• [Requirement]
Nothing but the records themselves, exactly as written, should appear in the reply; leave out the pictures.
##############################
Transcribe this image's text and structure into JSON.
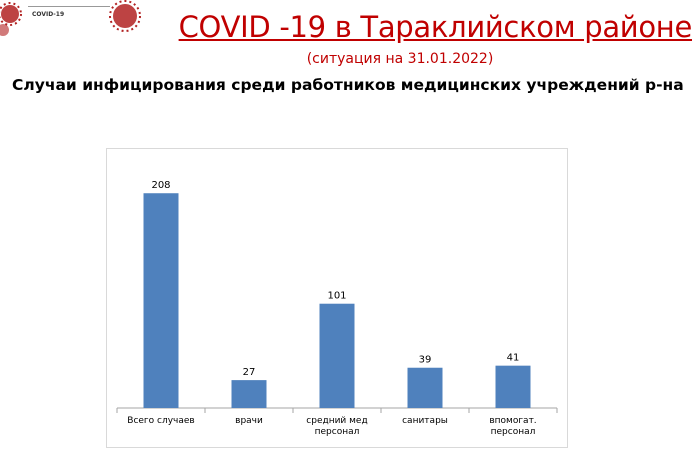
{
  "header": {
    "logo_text": "COVID-19",
    "title": "COVID -19 в Тараклийском районе",
    "subtitle": "(ситуация на  31.01.2022)",
    "heading": "Случаи инфицирования среди работников медицинских учреждений р-на"
  },
  "colors": {
    "bar": "#4f81bd",
    "title": "#c00000",
    "virus": "#b22222"
  },
  "chart_data": {
    "type": "bar",
    "categories": [
      [
        "Всего случаев"
      ],
      [
        "врачи"
      ],
      [
        "средний мед",
        "персонал"
      ],
      [
        "санитары"
      ],
      [
        "впомогат.",
        "персонал"
      ]
    ],
    "values": [
      208,
      27,
      101,
      39,
      41
    ],
    "title": "",
    "xlabel": "",
    "ylabel": "",
    "ylim": [
      0,
      215
    ],
    "grid": false,
    "legend": "none"
  }
}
##############################
• [Task response]
Transcribe this image's text and structure into JSON.
{
  "header": {
    "logo_text": "COVID-19",
    "title": "COVID -19 в Тараклийском районе",
    "subtitle": "(ситуация на  31.01.2022)",
    "heading": "Случаи инфицирования среди работников медицинских учреждений р-на"
  },
  "colors": {
    "bar": "#4f81bd",
    "title": "#c00000",
    "virus": "#b22222"
  },
  "chart_data": {
    "type": "bar",
    "categories": [
      [
        "Всего случаев"
      ],
      [
        "врачи"
      ],
      [
        "средний мед",
        "персонал"
      ],
      [
        "санитары"
      ],
      [
        "впомогат.",
        "персонал"
      ]
    ],
    "values": [
      208,
      27,
      101,
      39,
      41
    ],
    "title": "",
    "xlabel": "",
    "ylabel": "",
    "ylim": [
      0,
      215
    ],
    "grid": false,
    "legend": "none"
  }
}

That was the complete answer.